_Required task_. Give the data a second time, exactly and in full.

_____

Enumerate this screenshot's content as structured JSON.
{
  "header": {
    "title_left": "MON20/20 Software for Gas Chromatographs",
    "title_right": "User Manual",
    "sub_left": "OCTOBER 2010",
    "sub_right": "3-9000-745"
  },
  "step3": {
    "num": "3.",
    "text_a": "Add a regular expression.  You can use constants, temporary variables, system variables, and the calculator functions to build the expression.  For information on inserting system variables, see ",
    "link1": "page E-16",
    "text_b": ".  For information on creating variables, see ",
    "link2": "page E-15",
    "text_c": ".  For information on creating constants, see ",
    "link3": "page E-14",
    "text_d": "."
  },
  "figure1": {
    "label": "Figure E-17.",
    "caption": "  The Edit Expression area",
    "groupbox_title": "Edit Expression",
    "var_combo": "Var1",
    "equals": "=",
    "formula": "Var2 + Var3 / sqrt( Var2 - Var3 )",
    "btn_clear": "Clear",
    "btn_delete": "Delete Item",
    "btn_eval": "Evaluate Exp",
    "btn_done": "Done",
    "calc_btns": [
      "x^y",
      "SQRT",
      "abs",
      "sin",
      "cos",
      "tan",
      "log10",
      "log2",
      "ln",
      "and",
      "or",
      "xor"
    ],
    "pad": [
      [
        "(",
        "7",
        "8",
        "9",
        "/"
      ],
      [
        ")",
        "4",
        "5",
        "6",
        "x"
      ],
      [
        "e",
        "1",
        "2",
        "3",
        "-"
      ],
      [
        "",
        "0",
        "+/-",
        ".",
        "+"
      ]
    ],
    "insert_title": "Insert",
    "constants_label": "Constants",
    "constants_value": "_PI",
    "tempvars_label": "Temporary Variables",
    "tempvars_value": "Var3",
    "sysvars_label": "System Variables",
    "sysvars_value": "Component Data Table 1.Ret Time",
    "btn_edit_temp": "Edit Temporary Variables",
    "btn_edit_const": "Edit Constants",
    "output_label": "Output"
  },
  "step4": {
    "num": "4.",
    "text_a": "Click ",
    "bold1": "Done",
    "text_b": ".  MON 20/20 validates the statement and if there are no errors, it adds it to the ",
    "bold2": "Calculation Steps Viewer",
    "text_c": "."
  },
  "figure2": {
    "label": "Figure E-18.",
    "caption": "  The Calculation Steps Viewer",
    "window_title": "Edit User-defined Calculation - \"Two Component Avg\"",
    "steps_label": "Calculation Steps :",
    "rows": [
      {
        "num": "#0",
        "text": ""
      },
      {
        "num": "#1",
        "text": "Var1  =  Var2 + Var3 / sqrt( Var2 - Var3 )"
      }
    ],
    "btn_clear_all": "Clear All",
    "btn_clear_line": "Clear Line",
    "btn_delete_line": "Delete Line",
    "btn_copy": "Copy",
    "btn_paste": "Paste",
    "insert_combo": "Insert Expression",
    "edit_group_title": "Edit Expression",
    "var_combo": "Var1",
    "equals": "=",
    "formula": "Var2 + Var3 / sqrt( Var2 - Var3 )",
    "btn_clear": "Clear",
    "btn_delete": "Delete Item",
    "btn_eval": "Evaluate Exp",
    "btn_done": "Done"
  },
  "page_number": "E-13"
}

_____

_Response to this exercise_.
Enumerate this screenshot's content as structured JSON.
{
  "header": {
    "title_left": "MON20/20 Software for Gas Chromatographs",
    "title_right": "User Manual",
    "sub_left": "OCTOBER 2010",
    "sub_right": "3-9000-745"
  },
  "step3": {
    "num": "3.",
    "text_a": "Add a regular expression.  You can use constants, temporary variables, system variables, and the calculator functions to build the expression.  For information on inserting system variables, see ",
    "link1": "page E-16",
    "text_b": ".  For information on creating variables, see ",
    "link2": "page E-15",
    "text_c": ".  For information on creating constants, see ",
    "link3": "page E-14",
    "text_d": "."
  },
  "figure1": {
    "label": "Figure E-17.",
    "caption": "  The Edit Expression area",
    "groupbox_title": "Edit Expression",
    "var_combo": "Var1",
    "equals": "=",
    "formula": "Var2 + Var3 / sqrt( Var2 - Var3 )",
    "btn_clear": "Clear",
    "btn_delete": "Delete Item",
    "btn_eval": "Evaluate Exp",
    "btn_done": "Done",
    "calc_btns": [
      "x^y",
      "SQRT",
      "abs",
      "sin",
      "cos",
      "tan",
      "log10",
      "log2",
      "ln",
      "and",
      "or",
      "xor"
    ],
    "pad": [
      [
        "(",
        "7",
        "8",
        "9",
        "/"
      ],
      [
        ")",
        "4",
        "5",
        "6",
        "x"
      ],
      [
        "e",
        "1",
        "2",
        "3",
        "-"
      ],
      [
        "",
        "0",
        "+/-",
        ".",
        "+"
      ]
    ],
    "insert_title": "Insert",
    "constants_label": "Constants",
    "constants_value": "_PI",
    "tempvars_label": "Temporary Variables",
    "tempvars_value": "Var3",
    "sysvars_label": "System Variables",
    "sysvars_value": "Component Data Table 1.Ret Time",
    "btn_edit_temp": "Edit Temporary Variables",
    "btn_edit_const": "Edit Constants",
    "output_label": "Output"
  },
  "step4": {
    "num": "4.",
    "text_a": "Click ",
    "bold1": "Done",
    "text_b": ".  MON 20/20 validates the statement and if there are no errors, it adds it to the ",
    "bold2": "Calculation Steps Viewer",
    "text_c": "."
  },
  "figure2": {
    "label": "Figure E-18.",
    "caption": "  The Calculation Steps Viewer",
    "window_title": "Edit User-defined Calculation - \"Two Component Avg\"",
    "steps_label": "Calculation Steps :",
    "rows": [
      {
        "num": "#0",
        "text": ""
      },
      {
        "num": "#1",
        "text": "Var1  =  Var2 + Var3 / sqrt( Var2 - Var3 )"
      }
    ],
    "btn_clear_all": "Clear All",
    "btn_clear_line": "Clear Line",
    "btn_delete_line": "Delete Line",
    "btn_copy": "Copy",
    "btn_paste": "Paste",
    "insert_combo": "Insert Expression",
    "edit_group_title": "Edit Expression",
    "var_combo": "Var1",
    "equals": "=",
    "formula": "Var2 + Var3 / sqrt( Var2 - Var3 )",
    "btn_clear": "Clear",
    "btn_delete": "Delete Item",
    "btn_eval": "Evaluate Exp",
    "btn_done": "Done"
  },
  "page_number": "E-13"
}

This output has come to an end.